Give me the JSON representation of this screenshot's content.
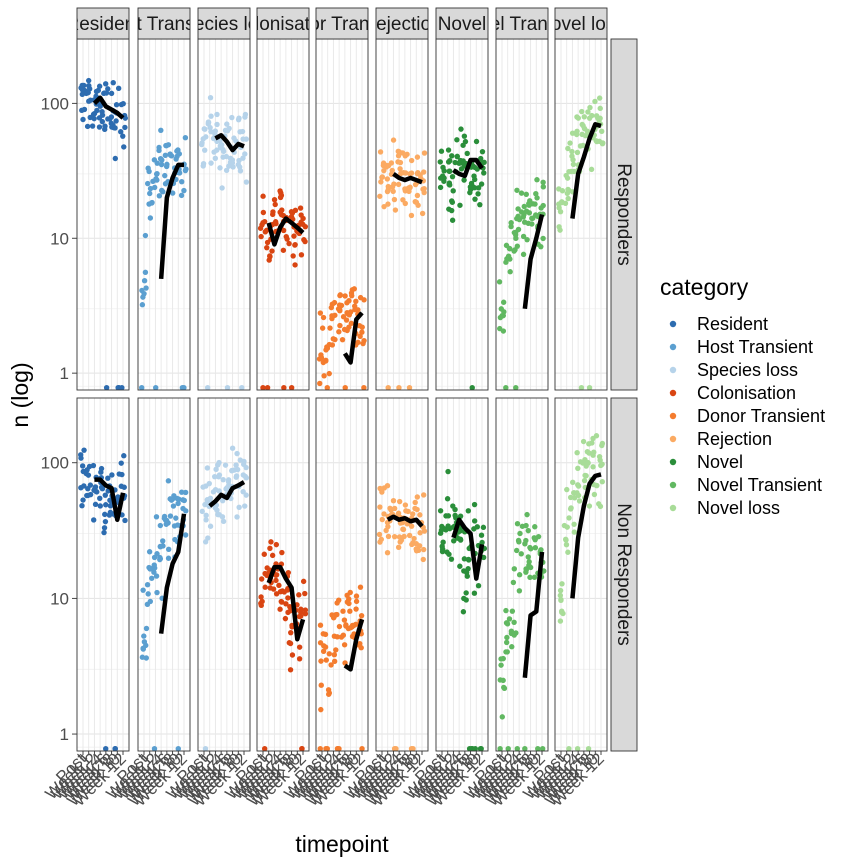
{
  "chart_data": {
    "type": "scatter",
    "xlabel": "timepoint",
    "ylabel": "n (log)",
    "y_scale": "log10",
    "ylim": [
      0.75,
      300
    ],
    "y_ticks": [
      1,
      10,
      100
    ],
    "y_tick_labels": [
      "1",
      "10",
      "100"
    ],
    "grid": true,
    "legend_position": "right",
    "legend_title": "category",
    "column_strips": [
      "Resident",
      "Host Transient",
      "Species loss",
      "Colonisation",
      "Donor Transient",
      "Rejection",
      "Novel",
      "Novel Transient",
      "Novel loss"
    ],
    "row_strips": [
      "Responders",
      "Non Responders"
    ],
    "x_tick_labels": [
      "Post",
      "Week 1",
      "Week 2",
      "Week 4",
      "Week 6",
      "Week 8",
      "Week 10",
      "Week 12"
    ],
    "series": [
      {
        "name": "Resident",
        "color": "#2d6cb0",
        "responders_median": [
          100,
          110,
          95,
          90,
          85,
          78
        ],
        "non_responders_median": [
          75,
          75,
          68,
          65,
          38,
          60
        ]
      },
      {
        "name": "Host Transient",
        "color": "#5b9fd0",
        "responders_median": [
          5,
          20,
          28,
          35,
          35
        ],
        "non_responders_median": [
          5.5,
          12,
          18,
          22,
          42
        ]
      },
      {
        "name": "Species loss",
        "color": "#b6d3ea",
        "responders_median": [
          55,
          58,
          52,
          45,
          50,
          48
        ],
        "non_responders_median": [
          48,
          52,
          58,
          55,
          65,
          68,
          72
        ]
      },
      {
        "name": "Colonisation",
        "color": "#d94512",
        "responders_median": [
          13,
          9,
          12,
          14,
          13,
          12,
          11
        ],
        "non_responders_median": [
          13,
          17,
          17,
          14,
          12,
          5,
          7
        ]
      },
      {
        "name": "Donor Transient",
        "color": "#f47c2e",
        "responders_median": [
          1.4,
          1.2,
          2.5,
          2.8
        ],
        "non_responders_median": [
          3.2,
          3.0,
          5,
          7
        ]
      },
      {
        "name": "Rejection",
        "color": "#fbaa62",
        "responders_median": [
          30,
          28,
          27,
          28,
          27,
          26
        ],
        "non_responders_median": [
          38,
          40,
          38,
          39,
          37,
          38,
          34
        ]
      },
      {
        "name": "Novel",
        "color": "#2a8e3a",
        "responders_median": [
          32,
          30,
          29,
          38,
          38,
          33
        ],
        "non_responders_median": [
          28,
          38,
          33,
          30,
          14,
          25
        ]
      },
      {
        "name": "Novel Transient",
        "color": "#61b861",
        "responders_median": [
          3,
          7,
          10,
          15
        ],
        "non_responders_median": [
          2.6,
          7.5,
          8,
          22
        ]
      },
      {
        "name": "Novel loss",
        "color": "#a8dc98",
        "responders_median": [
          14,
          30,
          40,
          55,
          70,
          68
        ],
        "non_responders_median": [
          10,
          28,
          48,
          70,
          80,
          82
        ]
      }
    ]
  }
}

***

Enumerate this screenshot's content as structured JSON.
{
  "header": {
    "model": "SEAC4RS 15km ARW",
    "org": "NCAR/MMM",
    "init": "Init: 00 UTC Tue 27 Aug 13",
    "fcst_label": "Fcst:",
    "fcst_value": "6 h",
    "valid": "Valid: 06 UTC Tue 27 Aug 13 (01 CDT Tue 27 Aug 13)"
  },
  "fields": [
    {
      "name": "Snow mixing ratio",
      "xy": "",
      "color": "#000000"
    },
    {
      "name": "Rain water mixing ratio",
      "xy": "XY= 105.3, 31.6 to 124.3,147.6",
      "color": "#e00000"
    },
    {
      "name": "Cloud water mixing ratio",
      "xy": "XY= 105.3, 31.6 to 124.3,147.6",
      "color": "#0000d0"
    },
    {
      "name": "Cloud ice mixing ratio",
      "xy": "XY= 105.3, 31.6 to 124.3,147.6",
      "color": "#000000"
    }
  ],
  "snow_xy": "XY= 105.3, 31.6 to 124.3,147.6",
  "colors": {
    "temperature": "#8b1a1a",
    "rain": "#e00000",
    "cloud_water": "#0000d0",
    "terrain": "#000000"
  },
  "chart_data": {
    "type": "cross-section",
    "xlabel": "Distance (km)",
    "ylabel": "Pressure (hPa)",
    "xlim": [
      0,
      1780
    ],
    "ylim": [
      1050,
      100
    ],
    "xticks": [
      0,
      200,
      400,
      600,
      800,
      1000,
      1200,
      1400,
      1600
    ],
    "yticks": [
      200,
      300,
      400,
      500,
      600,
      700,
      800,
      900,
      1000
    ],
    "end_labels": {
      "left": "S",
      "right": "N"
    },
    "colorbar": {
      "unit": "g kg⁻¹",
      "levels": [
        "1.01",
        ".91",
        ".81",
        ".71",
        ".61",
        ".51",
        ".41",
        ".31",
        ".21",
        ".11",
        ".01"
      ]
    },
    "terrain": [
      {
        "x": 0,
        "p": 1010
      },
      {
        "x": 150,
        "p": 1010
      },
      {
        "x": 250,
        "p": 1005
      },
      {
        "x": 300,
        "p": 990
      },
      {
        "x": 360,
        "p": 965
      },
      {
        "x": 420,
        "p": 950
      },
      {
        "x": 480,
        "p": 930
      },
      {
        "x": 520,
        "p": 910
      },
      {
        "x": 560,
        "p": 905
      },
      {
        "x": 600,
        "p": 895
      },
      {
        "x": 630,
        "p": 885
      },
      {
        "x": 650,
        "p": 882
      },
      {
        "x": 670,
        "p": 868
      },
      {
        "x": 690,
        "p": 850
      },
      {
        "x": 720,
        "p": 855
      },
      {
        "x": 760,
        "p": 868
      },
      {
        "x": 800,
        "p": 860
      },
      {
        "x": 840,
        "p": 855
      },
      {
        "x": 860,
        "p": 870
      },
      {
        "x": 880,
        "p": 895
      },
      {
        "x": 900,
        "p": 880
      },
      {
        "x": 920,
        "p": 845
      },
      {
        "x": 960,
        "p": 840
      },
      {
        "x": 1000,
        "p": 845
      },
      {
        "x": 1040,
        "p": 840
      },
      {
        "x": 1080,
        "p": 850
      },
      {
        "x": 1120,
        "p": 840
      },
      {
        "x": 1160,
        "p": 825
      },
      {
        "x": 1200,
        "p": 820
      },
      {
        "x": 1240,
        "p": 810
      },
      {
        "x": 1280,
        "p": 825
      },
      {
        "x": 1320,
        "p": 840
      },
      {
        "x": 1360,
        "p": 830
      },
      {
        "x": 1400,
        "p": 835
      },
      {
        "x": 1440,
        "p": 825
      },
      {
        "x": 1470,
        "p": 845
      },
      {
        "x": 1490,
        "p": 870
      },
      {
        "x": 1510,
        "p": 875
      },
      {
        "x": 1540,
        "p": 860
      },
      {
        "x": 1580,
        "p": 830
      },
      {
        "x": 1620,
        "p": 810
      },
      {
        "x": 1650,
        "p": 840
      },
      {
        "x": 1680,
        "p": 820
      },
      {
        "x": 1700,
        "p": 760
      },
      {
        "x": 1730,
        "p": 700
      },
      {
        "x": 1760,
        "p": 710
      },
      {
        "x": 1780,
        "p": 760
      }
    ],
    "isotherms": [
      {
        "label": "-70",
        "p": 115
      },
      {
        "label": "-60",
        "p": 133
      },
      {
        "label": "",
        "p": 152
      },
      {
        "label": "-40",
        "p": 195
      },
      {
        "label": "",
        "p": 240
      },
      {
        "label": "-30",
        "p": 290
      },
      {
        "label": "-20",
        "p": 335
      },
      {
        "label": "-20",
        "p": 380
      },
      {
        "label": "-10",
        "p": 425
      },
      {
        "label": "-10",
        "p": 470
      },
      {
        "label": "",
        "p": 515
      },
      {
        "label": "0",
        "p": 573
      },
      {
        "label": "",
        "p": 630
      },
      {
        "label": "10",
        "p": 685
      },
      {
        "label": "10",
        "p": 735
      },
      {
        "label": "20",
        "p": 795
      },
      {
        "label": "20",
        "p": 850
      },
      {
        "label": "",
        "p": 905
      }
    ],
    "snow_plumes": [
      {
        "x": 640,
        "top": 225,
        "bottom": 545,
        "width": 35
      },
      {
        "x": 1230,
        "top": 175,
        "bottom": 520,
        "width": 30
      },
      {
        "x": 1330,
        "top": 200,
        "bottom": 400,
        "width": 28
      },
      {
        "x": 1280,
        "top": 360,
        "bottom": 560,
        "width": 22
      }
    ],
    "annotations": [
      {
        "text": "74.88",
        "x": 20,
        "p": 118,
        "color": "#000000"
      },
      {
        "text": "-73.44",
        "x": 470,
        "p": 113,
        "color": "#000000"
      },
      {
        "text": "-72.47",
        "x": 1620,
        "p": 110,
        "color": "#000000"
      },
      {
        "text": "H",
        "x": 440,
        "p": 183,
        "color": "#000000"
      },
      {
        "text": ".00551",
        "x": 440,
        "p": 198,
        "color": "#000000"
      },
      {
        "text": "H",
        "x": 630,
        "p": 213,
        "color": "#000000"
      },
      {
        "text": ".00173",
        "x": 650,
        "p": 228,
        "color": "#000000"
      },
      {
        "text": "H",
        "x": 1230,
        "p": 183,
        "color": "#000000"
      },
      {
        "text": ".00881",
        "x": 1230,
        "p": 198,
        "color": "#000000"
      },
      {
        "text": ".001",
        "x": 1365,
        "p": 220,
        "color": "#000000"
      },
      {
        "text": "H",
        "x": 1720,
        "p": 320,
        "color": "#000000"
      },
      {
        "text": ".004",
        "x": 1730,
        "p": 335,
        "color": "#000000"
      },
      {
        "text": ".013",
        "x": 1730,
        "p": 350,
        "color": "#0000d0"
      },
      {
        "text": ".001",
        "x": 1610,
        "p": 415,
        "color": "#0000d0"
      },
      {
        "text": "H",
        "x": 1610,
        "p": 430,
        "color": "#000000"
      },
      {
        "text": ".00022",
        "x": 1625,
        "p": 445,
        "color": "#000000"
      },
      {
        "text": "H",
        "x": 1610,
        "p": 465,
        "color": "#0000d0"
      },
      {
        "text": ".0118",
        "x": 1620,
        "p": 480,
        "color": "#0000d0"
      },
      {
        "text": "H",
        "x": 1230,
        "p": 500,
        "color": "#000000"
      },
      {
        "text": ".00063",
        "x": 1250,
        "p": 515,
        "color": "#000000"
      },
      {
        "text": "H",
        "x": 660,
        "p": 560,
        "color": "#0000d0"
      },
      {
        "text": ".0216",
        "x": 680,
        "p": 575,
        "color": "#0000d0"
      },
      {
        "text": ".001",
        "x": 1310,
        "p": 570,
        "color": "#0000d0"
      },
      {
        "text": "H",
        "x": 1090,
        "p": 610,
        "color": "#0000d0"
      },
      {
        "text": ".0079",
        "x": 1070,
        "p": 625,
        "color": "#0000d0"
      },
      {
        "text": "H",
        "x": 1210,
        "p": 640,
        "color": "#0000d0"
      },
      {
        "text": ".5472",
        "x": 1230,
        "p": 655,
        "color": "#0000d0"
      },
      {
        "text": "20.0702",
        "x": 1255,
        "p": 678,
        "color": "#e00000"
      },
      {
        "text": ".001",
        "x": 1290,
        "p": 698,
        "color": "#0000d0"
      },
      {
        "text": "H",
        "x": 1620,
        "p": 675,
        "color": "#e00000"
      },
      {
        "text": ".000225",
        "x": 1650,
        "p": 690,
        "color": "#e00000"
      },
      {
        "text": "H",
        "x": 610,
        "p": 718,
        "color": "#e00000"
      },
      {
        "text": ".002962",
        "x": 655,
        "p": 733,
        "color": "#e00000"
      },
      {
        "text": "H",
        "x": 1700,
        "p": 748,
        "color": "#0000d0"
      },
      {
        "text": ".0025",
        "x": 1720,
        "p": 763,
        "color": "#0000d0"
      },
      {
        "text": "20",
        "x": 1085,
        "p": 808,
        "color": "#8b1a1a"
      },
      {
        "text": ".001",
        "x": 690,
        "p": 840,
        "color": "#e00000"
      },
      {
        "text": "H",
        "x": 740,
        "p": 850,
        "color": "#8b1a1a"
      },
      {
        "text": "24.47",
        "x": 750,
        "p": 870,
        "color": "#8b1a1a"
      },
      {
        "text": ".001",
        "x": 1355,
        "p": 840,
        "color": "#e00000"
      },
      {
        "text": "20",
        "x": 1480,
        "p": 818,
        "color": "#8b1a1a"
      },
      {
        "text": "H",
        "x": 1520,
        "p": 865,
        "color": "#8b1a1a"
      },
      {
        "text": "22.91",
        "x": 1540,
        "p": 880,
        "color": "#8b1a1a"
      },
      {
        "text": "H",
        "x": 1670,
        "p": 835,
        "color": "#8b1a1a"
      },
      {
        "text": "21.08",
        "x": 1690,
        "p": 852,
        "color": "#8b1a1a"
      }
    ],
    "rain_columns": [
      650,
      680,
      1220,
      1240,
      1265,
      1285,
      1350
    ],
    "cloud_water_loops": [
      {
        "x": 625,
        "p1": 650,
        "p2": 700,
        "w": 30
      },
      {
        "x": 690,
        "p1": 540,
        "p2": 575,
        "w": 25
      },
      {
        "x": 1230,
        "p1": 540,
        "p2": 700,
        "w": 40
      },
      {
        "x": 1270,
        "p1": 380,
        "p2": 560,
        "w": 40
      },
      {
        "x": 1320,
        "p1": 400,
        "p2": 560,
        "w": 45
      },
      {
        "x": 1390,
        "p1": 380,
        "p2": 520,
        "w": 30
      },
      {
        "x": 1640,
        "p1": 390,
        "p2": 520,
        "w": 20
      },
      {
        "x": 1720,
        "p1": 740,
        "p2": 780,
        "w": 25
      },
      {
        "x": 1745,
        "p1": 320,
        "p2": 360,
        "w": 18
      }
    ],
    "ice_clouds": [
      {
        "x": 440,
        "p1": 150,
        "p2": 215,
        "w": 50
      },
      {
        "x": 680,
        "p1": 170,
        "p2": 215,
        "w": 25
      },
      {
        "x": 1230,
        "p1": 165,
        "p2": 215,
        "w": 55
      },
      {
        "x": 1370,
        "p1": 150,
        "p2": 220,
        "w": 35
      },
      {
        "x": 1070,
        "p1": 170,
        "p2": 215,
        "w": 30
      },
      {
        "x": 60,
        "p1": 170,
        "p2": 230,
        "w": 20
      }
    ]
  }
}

***

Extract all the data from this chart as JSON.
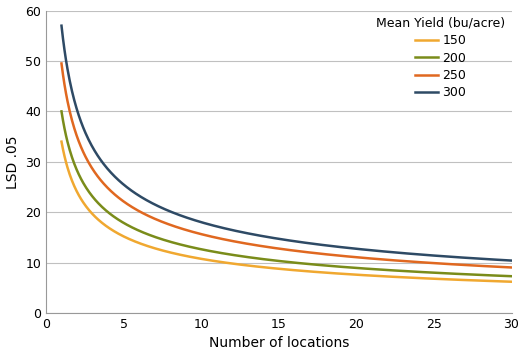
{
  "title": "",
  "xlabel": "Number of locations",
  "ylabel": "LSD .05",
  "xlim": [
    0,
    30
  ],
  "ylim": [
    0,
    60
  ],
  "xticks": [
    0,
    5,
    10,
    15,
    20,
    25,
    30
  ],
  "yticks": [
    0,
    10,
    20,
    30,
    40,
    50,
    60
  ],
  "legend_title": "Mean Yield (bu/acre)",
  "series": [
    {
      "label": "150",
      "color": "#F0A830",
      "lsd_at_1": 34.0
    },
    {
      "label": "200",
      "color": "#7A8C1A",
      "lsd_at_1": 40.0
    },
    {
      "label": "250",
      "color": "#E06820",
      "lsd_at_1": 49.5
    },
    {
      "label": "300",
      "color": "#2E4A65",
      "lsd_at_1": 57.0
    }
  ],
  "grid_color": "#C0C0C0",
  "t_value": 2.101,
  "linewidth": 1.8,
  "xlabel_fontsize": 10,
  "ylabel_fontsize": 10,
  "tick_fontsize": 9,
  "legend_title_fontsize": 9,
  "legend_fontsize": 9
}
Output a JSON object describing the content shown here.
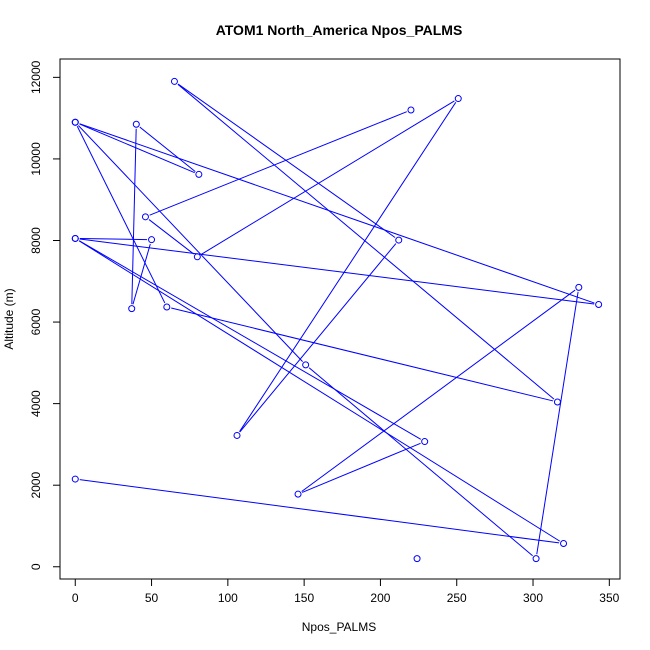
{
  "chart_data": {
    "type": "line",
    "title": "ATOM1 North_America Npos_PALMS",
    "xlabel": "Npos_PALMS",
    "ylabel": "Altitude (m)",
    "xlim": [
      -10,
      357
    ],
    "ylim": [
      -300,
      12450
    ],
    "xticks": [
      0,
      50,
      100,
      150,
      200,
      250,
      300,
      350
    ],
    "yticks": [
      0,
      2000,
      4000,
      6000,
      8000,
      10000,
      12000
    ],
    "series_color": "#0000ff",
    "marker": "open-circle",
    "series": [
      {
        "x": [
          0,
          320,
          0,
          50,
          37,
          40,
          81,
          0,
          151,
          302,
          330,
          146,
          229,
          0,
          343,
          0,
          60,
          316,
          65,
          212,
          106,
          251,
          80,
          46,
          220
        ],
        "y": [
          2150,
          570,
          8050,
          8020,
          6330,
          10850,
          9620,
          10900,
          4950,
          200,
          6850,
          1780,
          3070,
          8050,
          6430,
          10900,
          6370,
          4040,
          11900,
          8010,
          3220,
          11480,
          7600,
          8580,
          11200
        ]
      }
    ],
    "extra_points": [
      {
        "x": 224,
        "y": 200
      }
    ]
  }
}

***

* What this task involves
Which lines include the word "screenshot"? List them all.

* Completed exercise
Give me the JSON representation of this screenshot's content.
Enumerate this screenshot's content as structured JSON.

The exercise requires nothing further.